# START OF Extracted records

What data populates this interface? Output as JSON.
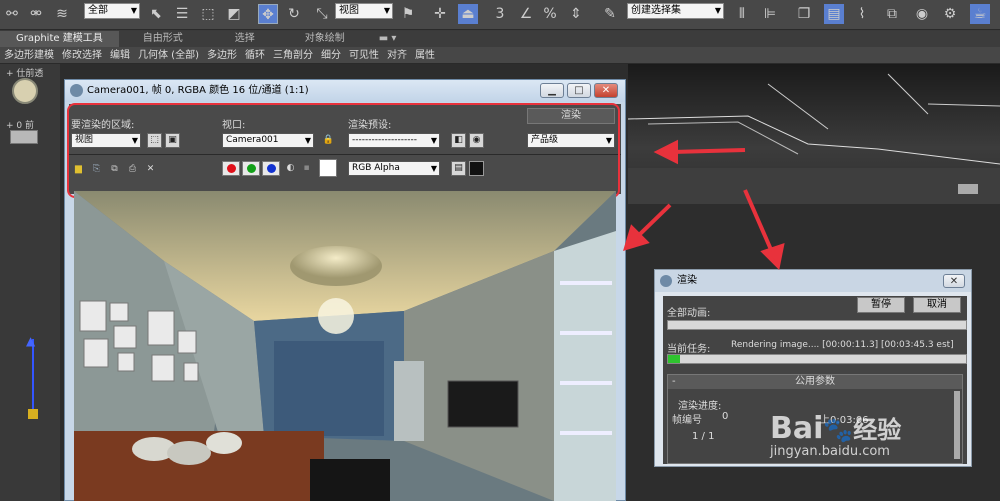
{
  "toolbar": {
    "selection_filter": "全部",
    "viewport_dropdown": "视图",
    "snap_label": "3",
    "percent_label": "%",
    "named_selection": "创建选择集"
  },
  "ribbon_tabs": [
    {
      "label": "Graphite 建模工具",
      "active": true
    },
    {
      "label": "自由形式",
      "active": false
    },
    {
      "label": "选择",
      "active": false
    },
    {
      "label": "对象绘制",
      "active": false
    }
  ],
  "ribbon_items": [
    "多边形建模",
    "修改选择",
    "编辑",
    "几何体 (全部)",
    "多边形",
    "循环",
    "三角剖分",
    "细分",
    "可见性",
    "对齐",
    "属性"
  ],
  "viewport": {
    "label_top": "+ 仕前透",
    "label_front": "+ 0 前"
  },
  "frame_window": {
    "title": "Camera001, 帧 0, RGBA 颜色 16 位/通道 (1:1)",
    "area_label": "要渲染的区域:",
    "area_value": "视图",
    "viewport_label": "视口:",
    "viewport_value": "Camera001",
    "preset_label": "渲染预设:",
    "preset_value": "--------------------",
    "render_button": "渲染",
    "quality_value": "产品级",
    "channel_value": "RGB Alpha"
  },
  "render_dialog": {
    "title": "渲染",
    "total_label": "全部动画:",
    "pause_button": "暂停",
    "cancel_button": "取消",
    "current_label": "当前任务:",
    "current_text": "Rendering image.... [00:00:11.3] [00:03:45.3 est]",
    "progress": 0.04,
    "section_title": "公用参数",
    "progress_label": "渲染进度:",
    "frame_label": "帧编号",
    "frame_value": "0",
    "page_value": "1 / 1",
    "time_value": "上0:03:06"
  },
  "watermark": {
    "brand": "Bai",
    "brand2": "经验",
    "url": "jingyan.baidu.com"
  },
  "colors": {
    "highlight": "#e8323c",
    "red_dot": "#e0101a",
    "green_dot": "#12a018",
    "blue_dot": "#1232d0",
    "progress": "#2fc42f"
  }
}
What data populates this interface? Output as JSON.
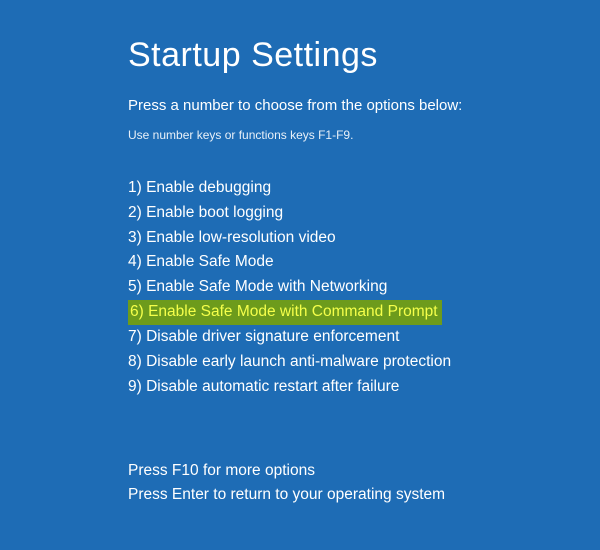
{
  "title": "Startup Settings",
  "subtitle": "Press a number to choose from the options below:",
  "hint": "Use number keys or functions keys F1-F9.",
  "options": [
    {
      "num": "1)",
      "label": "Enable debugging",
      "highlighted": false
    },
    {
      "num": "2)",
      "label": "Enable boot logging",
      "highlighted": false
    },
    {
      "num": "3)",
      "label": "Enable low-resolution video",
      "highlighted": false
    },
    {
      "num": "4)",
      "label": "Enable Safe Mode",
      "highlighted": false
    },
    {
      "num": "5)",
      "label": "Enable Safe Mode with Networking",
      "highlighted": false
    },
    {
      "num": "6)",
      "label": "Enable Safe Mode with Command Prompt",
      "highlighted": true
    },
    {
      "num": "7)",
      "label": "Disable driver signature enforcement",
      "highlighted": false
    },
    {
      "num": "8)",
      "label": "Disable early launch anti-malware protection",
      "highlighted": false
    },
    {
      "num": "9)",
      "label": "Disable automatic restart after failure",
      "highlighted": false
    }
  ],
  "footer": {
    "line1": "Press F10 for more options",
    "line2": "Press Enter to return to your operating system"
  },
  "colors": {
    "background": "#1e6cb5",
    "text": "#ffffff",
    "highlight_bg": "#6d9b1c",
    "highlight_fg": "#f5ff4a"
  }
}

# END OF Extracted records
# START OF Extracted records

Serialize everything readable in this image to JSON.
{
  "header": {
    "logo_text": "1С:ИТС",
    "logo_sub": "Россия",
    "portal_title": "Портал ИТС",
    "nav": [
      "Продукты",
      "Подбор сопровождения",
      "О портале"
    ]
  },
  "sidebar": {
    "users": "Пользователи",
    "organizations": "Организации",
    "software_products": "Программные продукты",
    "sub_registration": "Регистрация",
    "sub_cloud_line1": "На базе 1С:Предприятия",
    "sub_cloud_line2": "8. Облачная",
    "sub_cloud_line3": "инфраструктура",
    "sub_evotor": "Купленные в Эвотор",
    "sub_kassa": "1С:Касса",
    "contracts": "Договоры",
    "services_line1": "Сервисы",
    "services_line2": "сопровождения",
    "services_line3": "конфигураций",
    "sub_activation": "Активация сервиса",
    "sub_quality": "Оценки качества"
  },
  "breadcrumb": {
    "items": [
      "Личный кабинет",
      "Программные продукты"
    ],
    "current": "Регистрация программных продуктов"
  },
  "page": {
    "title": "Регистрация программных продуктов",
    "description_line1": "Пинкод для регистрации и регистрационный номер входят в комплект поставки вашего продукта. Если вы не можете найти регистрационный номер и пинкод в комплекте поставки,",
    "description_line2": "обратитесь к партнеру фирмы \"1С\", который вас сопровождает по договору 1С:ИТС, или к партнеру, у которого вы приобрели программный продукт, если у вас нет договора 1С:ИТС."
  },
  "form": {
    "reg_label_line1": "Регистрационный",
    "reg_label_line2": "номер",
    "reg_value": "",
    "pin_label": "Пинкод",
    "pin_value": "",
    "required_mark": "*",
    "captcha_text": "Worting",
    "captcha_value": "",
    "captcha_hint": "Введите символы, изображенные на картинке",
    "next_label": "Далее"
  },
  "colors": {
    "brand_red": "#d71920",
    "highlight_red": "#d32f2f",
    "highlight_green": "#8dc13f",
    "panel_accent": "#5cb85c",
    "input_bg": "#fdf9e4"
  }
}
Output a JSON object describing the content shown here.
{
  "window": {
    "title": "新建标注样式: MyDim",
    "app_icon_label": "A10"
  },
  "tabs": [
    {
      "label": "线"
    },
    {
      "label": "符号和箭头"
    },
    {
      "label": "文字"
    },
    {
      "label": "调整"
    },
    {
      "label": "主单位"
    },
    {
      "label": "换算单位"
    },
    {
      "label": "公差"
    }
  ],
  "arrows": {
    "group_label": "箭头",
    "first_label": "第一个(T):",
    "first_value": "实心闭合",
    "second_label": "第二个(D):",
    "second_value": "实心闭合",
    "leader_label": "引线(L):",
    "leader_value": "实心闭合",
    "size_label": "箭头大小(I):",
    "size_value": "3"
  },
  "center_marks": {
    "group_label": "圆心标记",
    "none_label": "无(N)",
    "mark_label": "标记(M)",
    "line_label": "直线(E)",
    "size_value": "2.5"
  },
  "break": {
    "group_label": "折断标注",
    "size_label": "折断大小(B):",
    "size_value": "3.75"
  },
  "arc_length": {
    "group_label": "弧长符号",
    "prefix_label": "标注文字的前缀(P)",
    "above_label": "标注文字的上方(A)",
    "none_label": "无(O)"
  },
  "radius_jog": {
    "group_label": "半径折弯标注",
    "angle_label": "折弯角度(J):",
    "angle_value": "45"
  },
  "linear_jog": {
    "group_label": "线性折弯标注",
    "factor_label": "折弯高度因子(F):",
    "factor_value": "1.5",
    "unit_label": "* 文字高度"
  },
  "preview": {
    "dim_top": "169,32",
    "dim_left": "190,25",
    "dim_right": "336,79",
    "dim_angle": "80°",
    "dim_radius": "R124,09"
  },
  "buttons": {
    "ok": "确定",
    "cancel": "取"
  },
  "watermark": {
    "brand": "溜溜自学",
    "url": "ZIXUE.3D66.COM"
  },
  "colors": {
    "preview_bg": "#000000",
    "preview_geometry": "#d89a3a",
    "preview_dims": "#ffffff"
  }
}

# END OF Extracted records

> [Exercise prompt] Search the listing for the word "Mode" and return each line that holds it.

> [Exercise answer]
      "label": "Enable Safe Mode",
      "label": "Enable Safe Mode with Networking",
      "label": "Enable Safe Mode with Command Prompt",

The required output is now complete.